● **Items from a dataset**
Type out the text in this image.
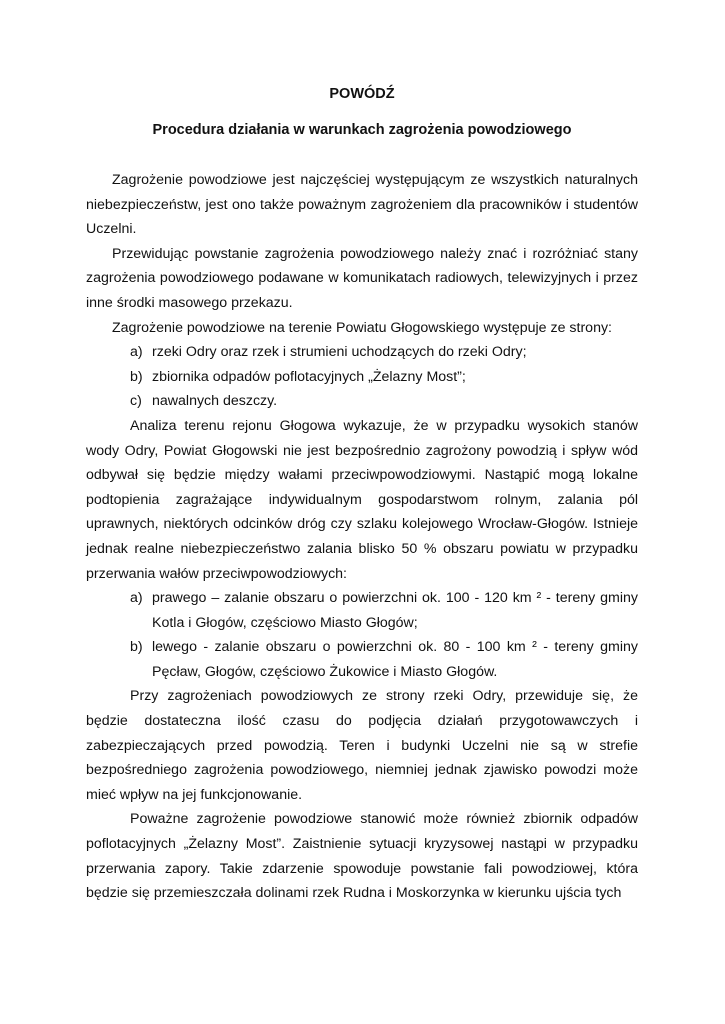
POWÓDŹ

Procedura działania w warunkach zagrożenia powodziowego

Zagrożenie powodziowe jest najczęściej występującym ze wszystkich naturalnych niebezpieczeństw, jest ono także poważnym zagrożeniem dla pracowników i studentów Uczelni.

Przewidując powstanie zagrożenia powodziowego należy znać i rozróżniać stany zagrożenia powodziowego podawane w komunikatach radiowych, telewizyjnych i przez inne środki masowego przekazu.

Zagrożenie powodziowe na terenie Powiatu Głogowskiego występuje ze strony:

a) rzeki Odry oraz rzek i strumieni uchodzących do rzeki Odry;

b) zbiornika odpadów poflotacyjnych „Żelazny Most”;

c) nawalnych deszczy.

Analiza terenu rejonu Głogowa wykazuje, że w przypadku wysokich stanów wody Odry, Powiat Głogowski nie jest bezpośrednio zagrożony powodzią i spływ wód odbywał się będzie między wałami przeciwpowodziowymi. Nastąpić mogą lokalne podtopienia zagrażające indywidualnym gospodarstwom rolnym, zalania pól uprawnych, niektórych odcinków dróg czy szlaku kolejowego Wrocław-Głogów. Istnieje jednak realne niebezpieczeństwo zalania blisko 50 % obszaru powiatu w przypadku przerwania wałów przeciwpowodziowych:

a) prawego – zalanie obszaru o powierzchni ok. 100 - 120 km ² - tereny gminy Kotla i Głogów, częściowo Miasto Głogów;

b) lewego - zalanie obszaru o powierzchni ok. 80 - 100 km ² - tereny gminy Pęcław, Głogów, częściowo Żukowice i Miasto Głogów.

Przy zagrożeniach powodziowych ze strony rzeki Odry, przewiduje się, że będzie dostateczna ilość czasu do podjęcia działań przygotowawczych i zabezpieczających przed powodzią. Teren i budynki Uczelni nie są w strefie bezpośredniego zagrożenia powodziowego, niemniej jednak zjawisko powodzi może mieć wpływ na jej funkcjonowanie.

Poważne zagrożenie powodziowe stanowić może również zbiornik odpadów poflotacyjnych „Żelazny Most”. Zaistnienie sytuacji kryzysowej nastąpi w przypadku przerwania zapory. Takie zdarzenie spowoduje powstanie fali powodziowej, która będzie się przemieszczała dolinami rzek Rudna i Moskorzynka w kierunku ujścia tych
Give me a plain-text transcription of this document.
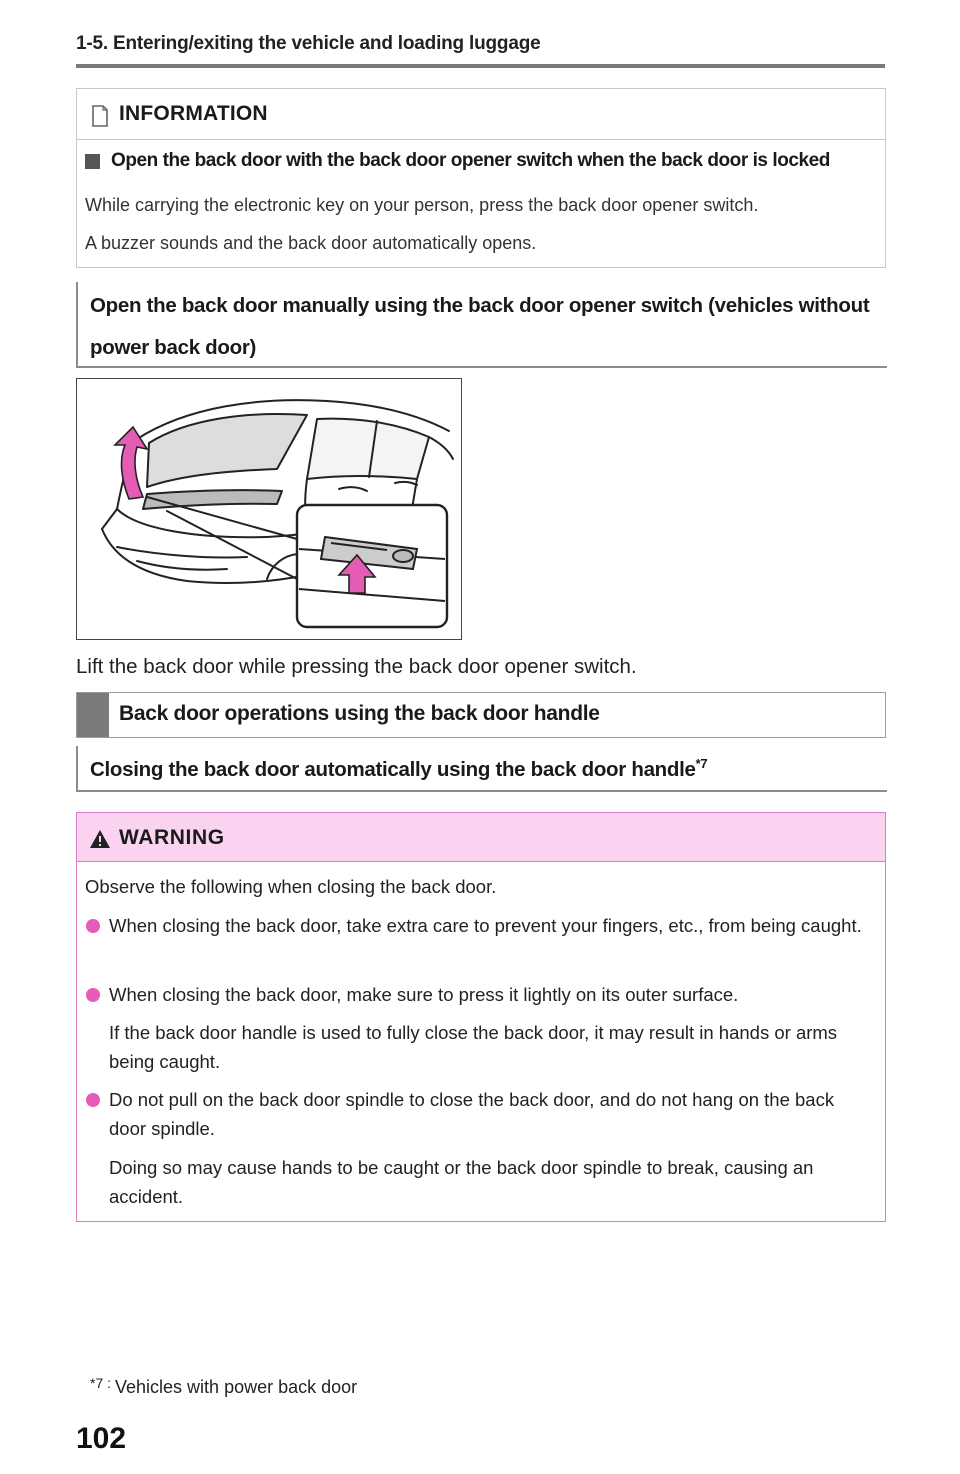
1-5. Entering/exiting the vehicle and loading luggage
INFORMATION
Open the back door with the back door opener switch when the back door is locked
While carrying the electronic key on your person, press the back door opener switch.
A buzzer sounds and the back door automatically opens.
Open the back door manually using the back door opener switch (vehicles without power back door)
Lift the back door while pressing the back door opener switch.
Back door operations using the back door handle
Closing the back door automatically using the back door handle$^{*7}$
WARNING
Observe the following when closing the back door.
When closing the back door, take extra care to prevent your fingers, etc., from being caught.
When closing the back door, make sure to press it lightly on its outer surface.
If the back door handle is used to fully close the back door, it may result in hands or arms being caught.
Do not pull on the back door spindle to close the back door, and do not hang on the back door spindle.
Doing so may cause hands to be caught or the back door spindle to break, causing an accident.
$^{*7 :}$ Vehicles with power back door
102
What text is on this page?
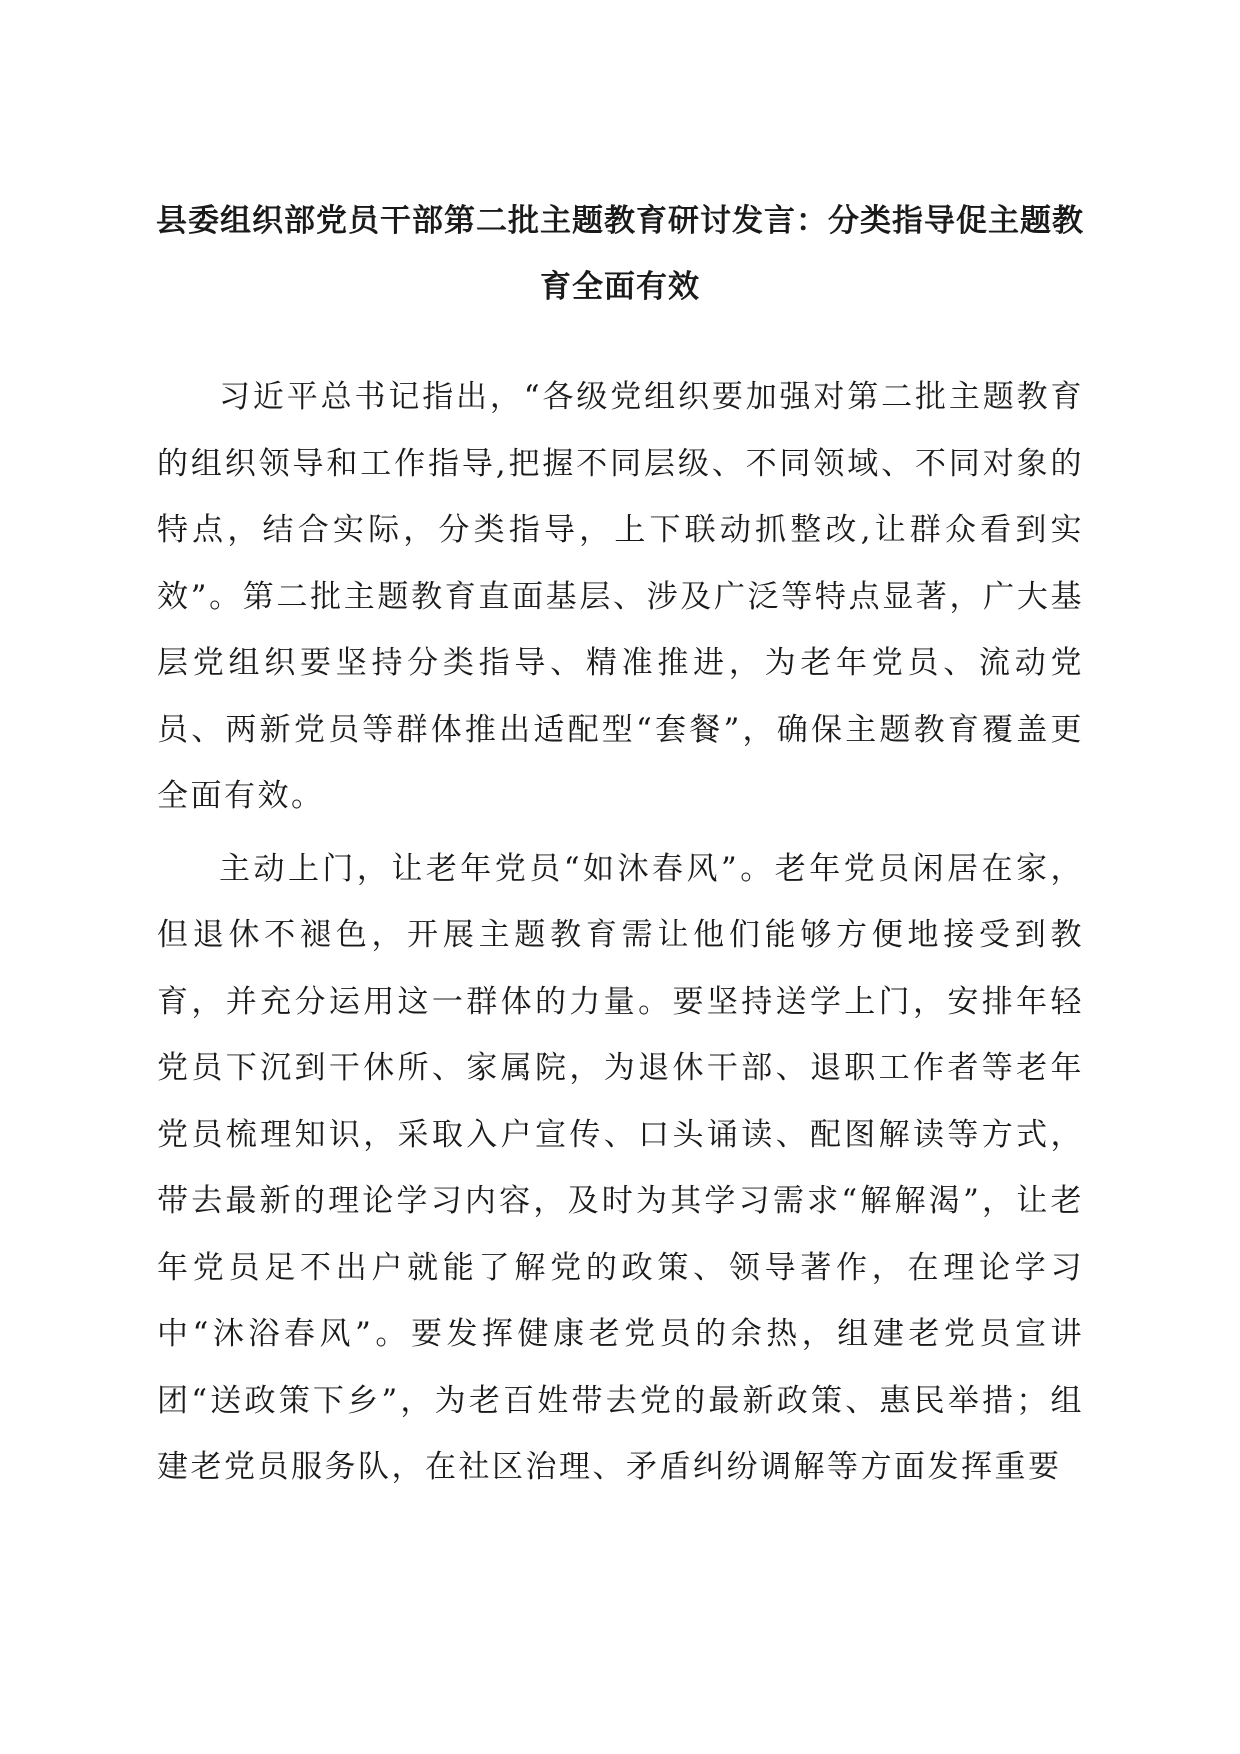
县委组织部党员干部第二批主题教育研讨发言：分类指导促主题教育全面有效

习近平总书记指出，“各级党组织要加强对第二批主题教育的组织领导和工作指导,把握不同层级、不同领域、不同对象的特点，结合实际，分类指导，上下联动抓整改,让群众看到实效”。第二批主题教育直面基层、涉及广泛等特点显著，广大基层党组织要坚持分类指导、精准推进，为老年党员、流动党员、两新党员等群体推出适配型“套餐”，确保主题教育覆盖更全面有效。

主动上门，让老年党员“如沐春风”。老年党员闲居在家，但退休不褪色，开展主题教育需让他们能够方便地接受到教育，并充分运用这一群体的力量。要坚持送学上门，安排年轻党员下沉到干休所、家属院，为退休干部、退职工作者等老年党员梳理知识，采取入户宣传、口头诵读、配图解读等方式，带去最新的理论学习内容，及时为其学习需求“解解渴”，让老年党员足不出户就能了解党的政策、领导著作，在理论学习中“沐浴春风”。要发挥健康老党员的余热，组建老党员宣讲团“送政策下乡”，为老百姓带去党的最新政策、惠民举措；组建老党员服务队，在社区治理、矛盾纠纷调解等方面发挥重要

● **THE PROBLEM**
Leave out all pictures, then copy the remaining material exactly.

● **EXERCISE RESULT**
Type out the text in this image.
POWÓDŹ

Procedura działania w warunkach zagrożenia powodziowego

Zagrożenie powodziowe jest najczęściej występującym ze wszystkich naturalnych niebezpieczeństw, jest ono także poważnym zagrożeniem dla pracowników i studentów Uczelni.

Przewidując powstanie zagrożenia powodziowego należy znać i rozróżniać stany zagrożenia powodziowego podawane w komunikatach radiowych, telewizyjnych i przez inne środki masowego przekazu.

Zagrożenie powodziowe na terenie Powiatu Głogowskiego występuje ze strony:

a) rzeki Odry oraz rzek i strumieni uchodzących do rzeki Odry;

b) zbiornika odpadów poflotacyjnych „Żelazny Most”;

c) nawalnych deszczy.

Analiza terenu rejonu Głogowa wykazuje, że w przypadku wysokich stanów wody Odry, Powiat Głogowski nie jest bezpośrednio zagrożony powodzią i spływ wód odbywał się będzie między wałami przeciwpowodziowymi. Nastąpić mogą lokalne podtopienia zagrażające indywidualnym gospodarstwom rolnym, zalania pól uprawnych, niektórych odcinków dróg czy szlaku kolejowego Wrocław-Głogów. Istnieje jednak realne niebezpieczeństwo zalania blisko 50 % obszaru powiatu w przypadku przerwania wałów przeciwpowodziowych:

a) prawego – zalanie obszaru o powierzchni ok. 100 - 120 km ² - tereny gminy Kotla i Głogów, częściowo Miasto Głogów;

b) lewego - zalanie obszaru o powierzchni ok. 80 - 100 km ² - tereny gminy Pęcław, Głogów, częściowo Żukowice i Miasto Głogów.

Przy zagrożeniach powodziowych ze strony rzeki Odry, przewiduje się, że będzie dostateczna ilość czasu do podjęcia działań przygotowawczych i zabezpieczających przed powodzią. Teren i budynki Uczelni nie są w strefie bezpośredniego zagrożenia powodziowego, niemniej jednak zjawisko powodzi może mieć wpływ na jej funkcjonowanie.

Poważne zagrożenie powodziowe stanowić może również zbiornik odpadów poflotacyjnych „Żelazny Most”. Zaistnienie sytuacji kryzysowej nastąpi w przypadku przerwania zapory. Takie zdarzenie spowoduje powstanie fali powodziowej, która będzie się przemieszczała dolinami rzek Rudna i Moskorzynka w kierunku ujścia tych
Give me a plain-text transcription of this document.
1-5. Entering/exiting the vehicle and loading luggage
INFORMATION
Open the back door with the back door opener switch when the back door is locked
While carrying the electronic key on your person, press the back door opener switch.
A buzzer sounds and the back door automatically opens.
Open the back door manually using the back door opener switch (vehicles without power back door)
Lift the back door while pressing the back door opener switch.
Back door operations using the back door handle
Closing the back door automatically using the back door handle$^{*7}$
WARNING
Observe the following when closing the back door.
When closing the back door, take extra care to prevent your fingers, etc., from being caught.
When closing the back door, make sure to press it lightly on its outer surface.
If the back door handle is used to fully close the back door, it may result in hands or arms being caught.
Do not pull on the back door spindle to close the back door, and do not hang on the back door spindle.
Doing so may cause hands to be caught or the back door spindle to break, causing an accident.
$^{*7 :}$ Vehicles with power back door
102
What text is on this page?
县委组织部党员干部第二批主题教育研讨发言：分类指导促主题教育全面有效

习近平总书记指出，“各级党组织要加强对第二批主题教育的组织领导和工作指导,把握不同层级、不同领域、不同对象的特点，结合实际，分类指导，上下联动抓整改,让群众看到实效”。第二批主题教育直面基层、涉及广泛等特点显著，广大基层党组织要坚持分类指导、精准推进，为老年党员、流动党员、两新党员等群体推出适配型“套餐”，确保主题教育覆盖更全面有效。

主动上门，让老年党员“如沐春风”。老年党员闲居在家，但退休不褪色，开展主题教育需让他们能够方便地接受到教育，并充分运用这一群体的力量。要坚持送学上门，安排年轻党员下沉到干休所、家属院，为退休干部、退职工作者等老年党员梳理知识，采取入户宣传、口头诵读、配图解读等方式，带去最新的理论学习内容，及时为其学习需求“解解渴”，让老年党员足不出户就能了解党的政策、领导著作，在理论学习中“沐浴春风”。要发挥健康老党员的余热，组建老党员宣讲团“送政策下乡”，为老百姓带去党的最新政策、惠民举措；组建老党员服务队，在社区治理、矛盾纠纷调解等方面发挥重要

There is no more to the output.